— begin RECORDS SHOWN —
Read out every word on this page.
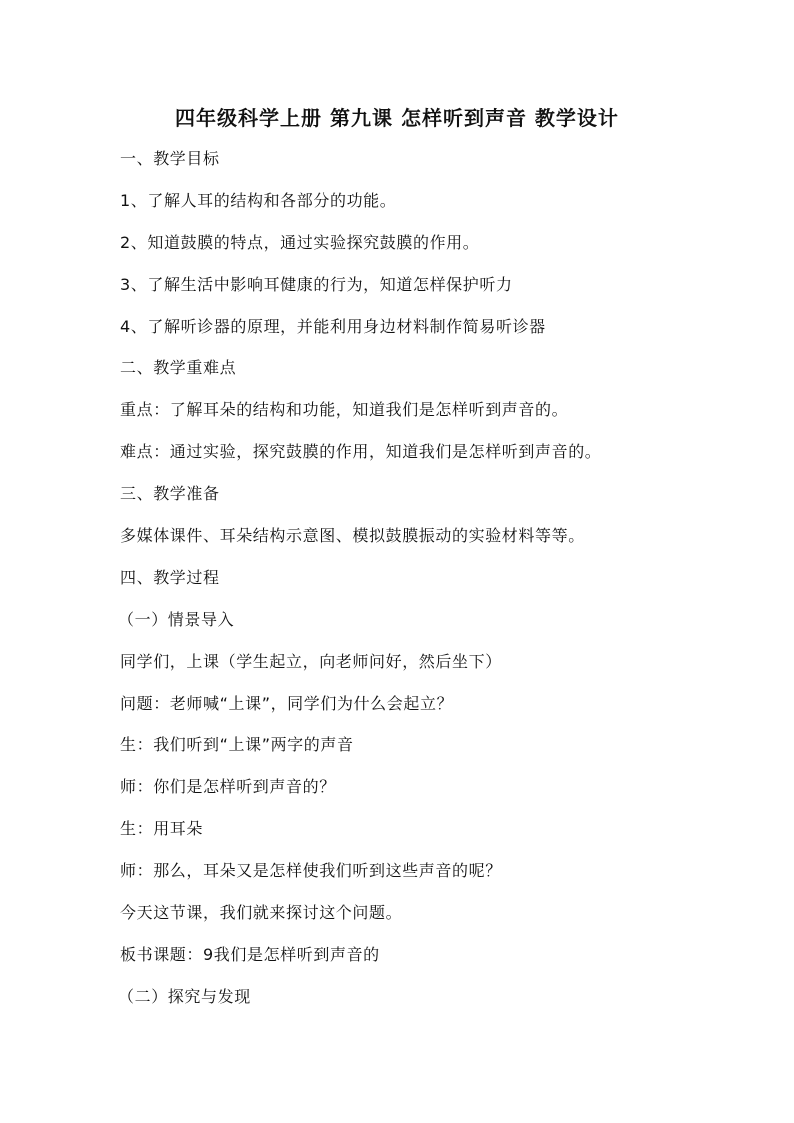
四年级科学上册 第九课 怎样听到声音 教学设计
一、教学目标
1、了解人耳的结构和各部分的功能。
2、知道鼓膜的特点，通过实验探究鼓膜的作用。
3、了解生活中影响耳健康的行为，知道怎样保护听力
4、了解听诊器的原理，并能利用身边材料制作简易听诊器
二、教学重难点
重点：了解耳朵的结构和功能，知道我们是怎样听到声音的。
难点：通过实验，探究鼓膜的作用，知道我们是怎样听到声音的。
三、教学准备
多媒体课件、耳朵结构示意图、模拟鼓膜振动的实验材料等等。
四、教学过程
（一）情景导入
同学们，上课（学生起立，向老师问好，然后坐下）
问题：老师喊“上课”，同学们为什么会起立？
生：我们听到“上课”两字的声音
师：你们是怎样听到声音的？
生：用耳朵
师：那么，耳朵又是怎样使我们听到这些声音的呢？
今天这节课，我们就来探讨这个问题。
板书课题：9我们是怎样听到声音的
（二）探究与发现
— end RECORDS SHOWN —
■ **TASK PROMPT**: Each record above should be copied character for character, with pictures dropped.

■ **EXERCISE ANSWER**:
Read out every word on this page.
四年级科学上册 第九课 怎样听到声音 教学设计
一、教学目标
1、了解人耳的结构和各部分的功能。
2、知道鼓膜的特点，通过实验探究鼓膜的作用。
3、了解生活中影响耳健康的行为，知道怎样保护听力
4、了解听诊器的原理，并能利用身边材料制作简易听诊器
二、教学重难点
重点：了解耳朵的结构和功能，知道我们是怎样听到声音的。
难点：通过实验，探究鼓膜的作用，知道我们是怎样听到声音的。
三、教学准备
多媒体课件、耳朵结构示意图、模拟鼓膜振动的实验材料等等。
四、教学过程
（一）情景导入
同学们，上课（学生起立，向老师问好，然后坐下）
问题：老师喊“上课”，同学们为什么会起立？
生：我们听到“上课”两字的声音
师：你们是怎样听到声音的？
生：用耳朵
师：那么，耳朵又是怎样使我们听到这些声音的呢？
今天这节课，我们就来探讨这个问题。
板书课题：9我们是怎样听到声音的
（二）探究与发现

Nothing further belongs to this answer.